◆ **EXCERPTED DATA**:
----

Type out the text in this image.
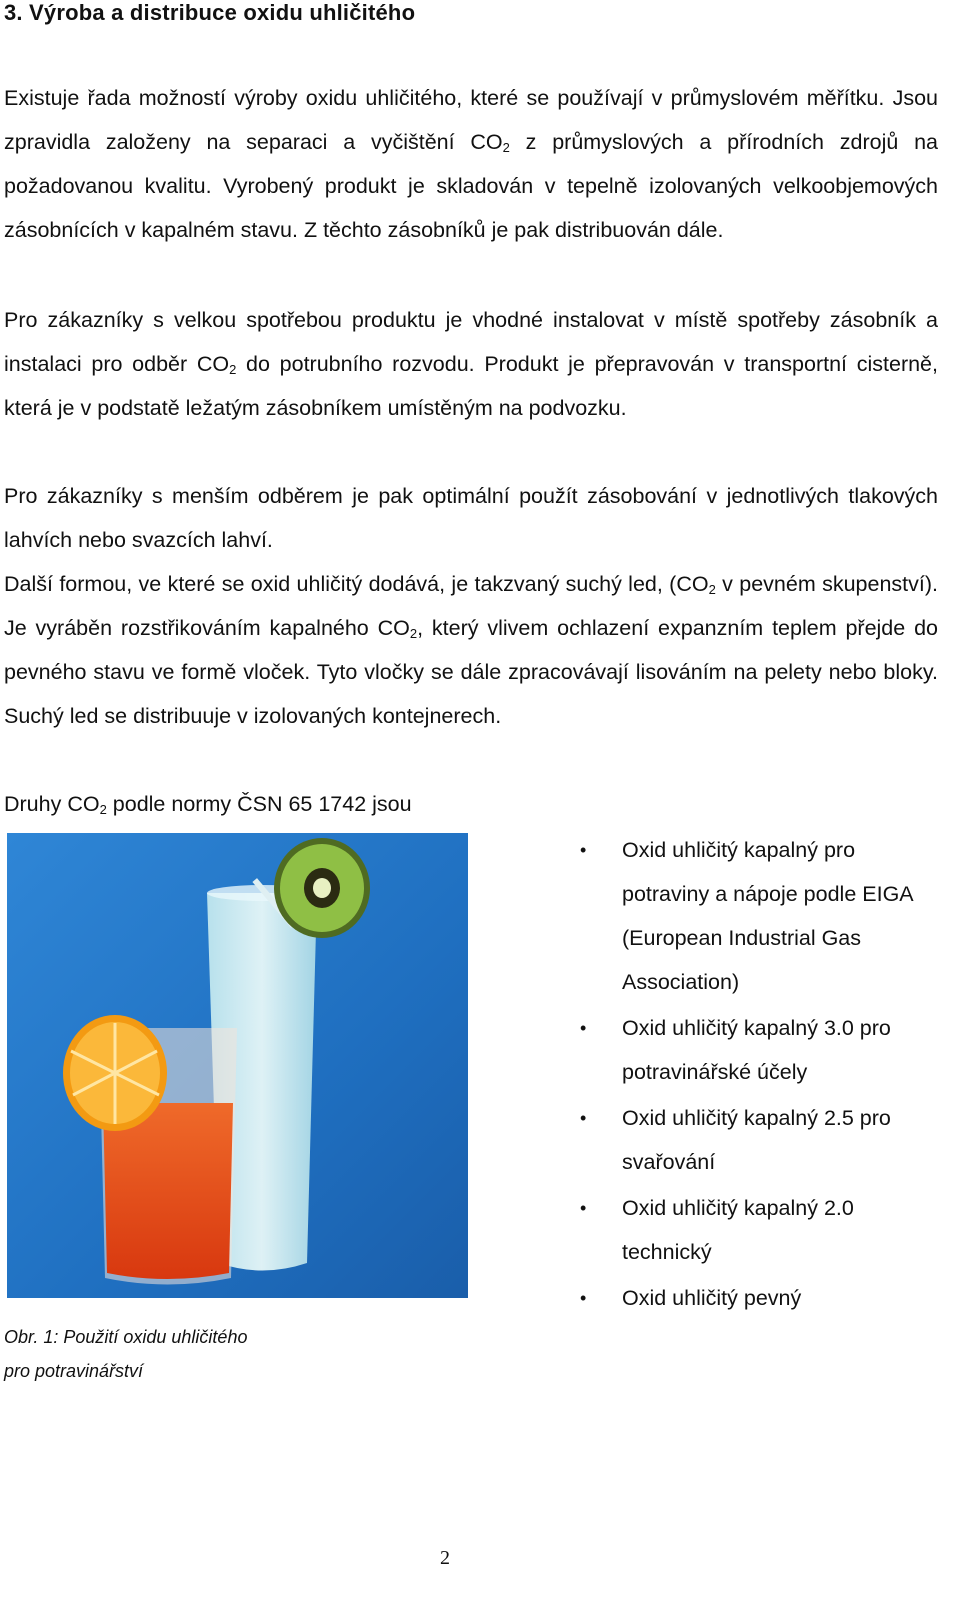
3. Výroba a distribuce oxidu uhličitého
Existuje řada možností výroby oxidu uhličitého, které se používají v průmyslovém měřítku. Jsou zpravidla založeny na separaci a vyčištění $CO_2$ z průmyslových a přírodních zdrojů na požadovanou kvalitu. Vyrobený produkt je skladován v tepelně izolovaných velkoobjemových zásobnících v kapalném stavu. Z těchto zásobníků je pak distribuován dále.
Pro zákazníky s velkou spotřebou produktu je vhodné instalovat v místě spotřeby zásobník a instalaci pro odběr $CO_2$ do potrubního rozvodu. Produkt je přepravován v transportní cisterně, která je v podstatě ležatým zásobníkem umístěným na podvozku.
Pro zákazníky s menším odběrem je pak optimální použít zásobování v jednotlivých tlakových lahvích nebo svazcích lahví.
Další formou, ve které se oxid uhličitý dodává, je takzvaný suchý led, ($CO_2$ v pevném skupenství). Je vyráběn rozstřikováním kapalného $CO_2$, který vlivem ochlazení expanzním teplem přejde do pevného stavu ve formě vloček. Tyto vločky se dále zpracovávají lisováním na pelety nebo bloky. Suchý led se distribuuje v izolovaných kontejnerech.
Druhy $CO_2$ podle normy ČSN 65 1742 jsou
Obr. 1: Použití oxidu uhličitého
pro potravinářství
• Oxid uhličitý kapalný pro potraviny a nápoje podle EIGA (European Industrial Gas Association)
• Oxid uhličitý kapalný 3.0 pro potravinářské účely
• Oxid uhličitý kapalný 2.5 pro svařování
• Oxid uhličitý kapalný 2.0 technický
• Oxid uhličitý pevný
2
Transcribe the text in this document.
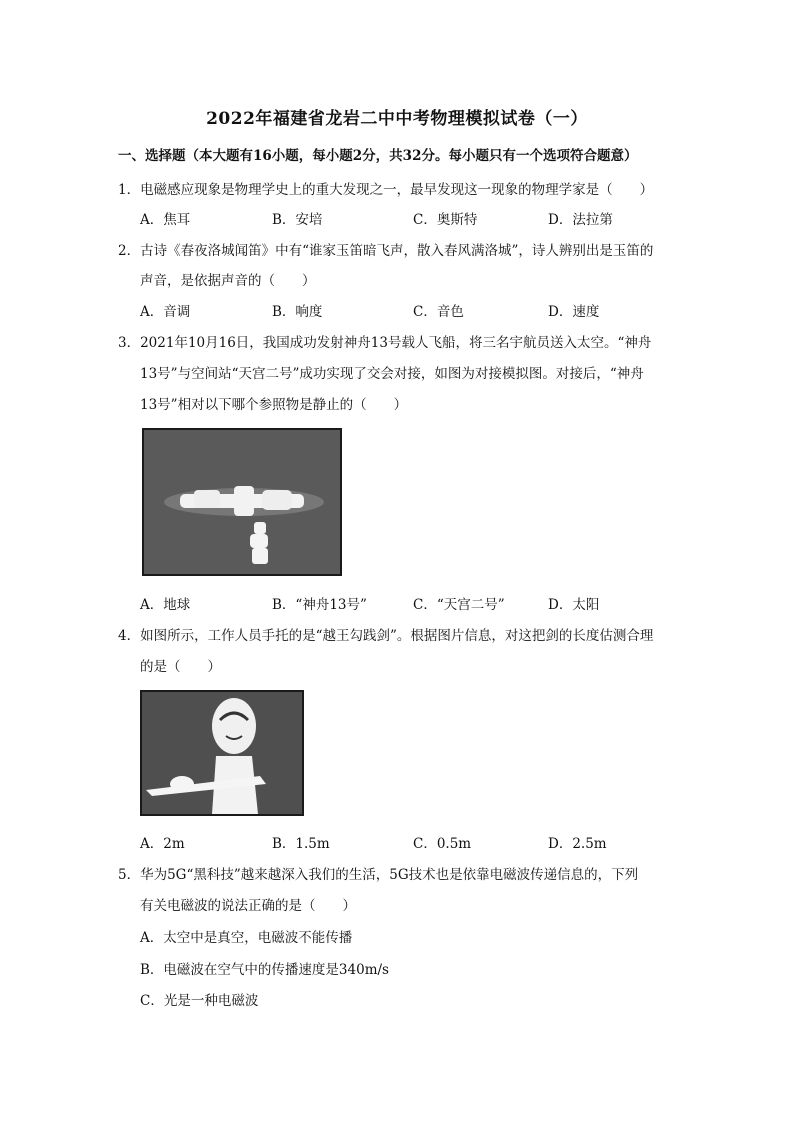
2022年福建省龙岩二中中考物理模拟试卷（一）
一、选择题（本大题有16小题，每小题2分，共32分。每小题只有一个选项符合题意）
1．电磁感应现象是物理学史上的重大发现之一，最早发现这一现象的物理学家是（　　）
A．焦耳	B．安培	C．奥斯特	D．法拉第
2．古诗《春夜洛城闻笛》中有“谁家玉笛暗飞声，散入春风满洛城”，诗人辨别出是玉笛的
声音，是依据声音的（　　）
A．音调	B．响度	C．音色	D．速度
3．2021年10月16日，我国成功发射神舟13号载人飞船，将三名宇航员送入太空。“神舟
13号”与空间站“天宫二号”成功实现了交会对接，如图为对接模拟图。对接后，“神舟
13号”相对以下哪个参照物是静止的（　　）
A．地球	B．“神舟13号”	C．“天宫二号”	D．太阳
4．如图所示，工作人员手托的是“越王勾践剑”。根据图片信息，对这把剑的长度估测合理
的是（　　）
A．2m	B．1.5m	C．0.5m	D．2.5m
5．华为5G“黑科技”越来越深入我们的生活，5G技术也是依靠电磁波传递信息的，下列
有关电磁波的说法正确的是（　　）
A．太空中是真空，电磁波不能传播
B．电磁波在空气中的传播速度是340m/s
C．光是一种电磁波
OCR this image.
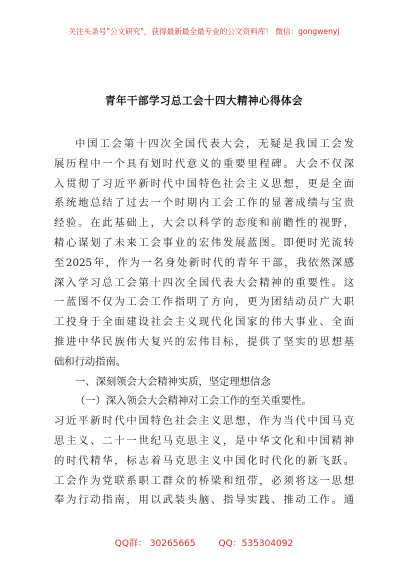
关注头条号"公文研究"，获得最新最全最专业的公文资料库！ 微信：gongwenyj
青年干部学习总工会十四大精神心得体会
中国工会第十四次全国代表大会，无疑是我国工会发
展历程中一个具有划时代意义的重要里程碑。大会不仅深
入贯彻了习近平新时代中国特色社会主义思想，更是全面
系统地总结了过去一个时期内工会工作的显著成绩与宝贵
经验。在此基础上，大会以科学的态度和前瞻性的视野，
精心谋划了未来工会事业的宏伟发展蓝图。即便时光流转
至2025年，作为一名身处新时代的青年干部，我依然深感
深入学习总工会第十四次全国代表大会精神的重要性。这
一蓝图不仅为工会工作指明了方向，更为团结动员广大职
工投身于全面建设社会主义现代化国家的伟大事业、全面
推进中华民族伟大复兴的宏伟目标，提供了坚实的思想基
础和行动指南。
一、深刻领会大会精神实质，坚定理想信念
（一）深入领会大会精神对工会工作的至关重要性。
习近平新时代中国特色社会主义思想，作为当代中国马克
思主义、二十一世纪马克思主义，是中华文化和中国精神
的时代精华，标志着马克思主义中国化时代化的新飞跃。
工会作为党联系职工群众的桥梁和纽带，必须将这一思想
奉为行动指南，用以武装头脑、指导实践、推动工作。通
QQ群： 30265665	QQ：535304092
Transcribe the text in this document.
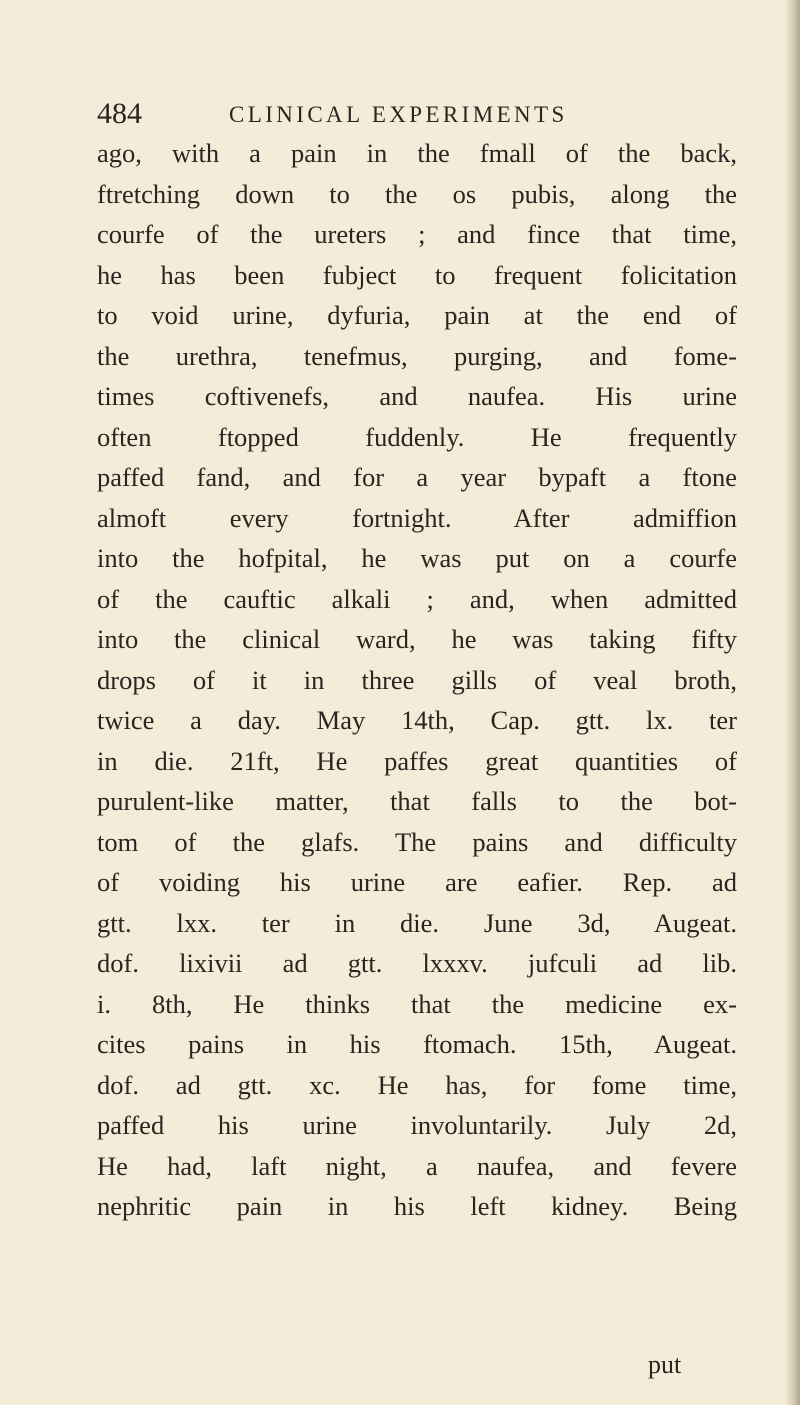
484	CLINICAL EXPERIMENTS
ago, with a pain in the fmall of the back,
ftretching down to the os pubis, along the
courfe of the ureters ; and fince that time,
he has been fubject to frequent folicitation
to void urine, dyfuria, pain at the end of
the urethra, tenefmus, purging, and fome-
times coftivenefs, and naufea. His urine
often ftopped fuddenly. He frequently
paffed fand, and for a year bypaft a ftone
almoft every fortnight. After admiffion
into the hofpital, he was put on a courfe
of the cauftic alkali ; and, when admitted
into the clinical ward, he was taking fifty
drops of it in three gills of veal broth,
twice a day. May 14th, Cap. gtt. lx. ter
in die. 21ft, He paffes great quantities of
purulent-like matter, that falls to the bot-
tom of the glafs. The pains and difficulty
of voiding his urine are eafier. Rep. ad
gtt. lxx. ter in die. June 3d, Augeat.
dof. lixivii ad gtt. lxxxv. jufculi ad lib.
i. 8th, He thinks that the medicine ex-
cites pains in his ftomach. 15th, Augeat.
dof. ad gtt. xc. He has, for fome time,
paffed his urine involuntarily. July 2d,
He had, laft night, a naufea, and fevere
nephritic pain in his left kidney. Being
put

----

◆ **WHAT IS ASKED**:
Copy every line of the data that holds the string "kapalný".

◆ **TASK RESULT**:
• Oxid uhličitý kapalný pro potraviny a nápoje podle EIGA (European Industrial Gas Association)
• Oxid uhličitý kapalný 3.0 pro potravinářské účely
• Oxid uhličitý kapalný 2.5 pro svařování
• Oxid uhličitý kapalný 2.0 technický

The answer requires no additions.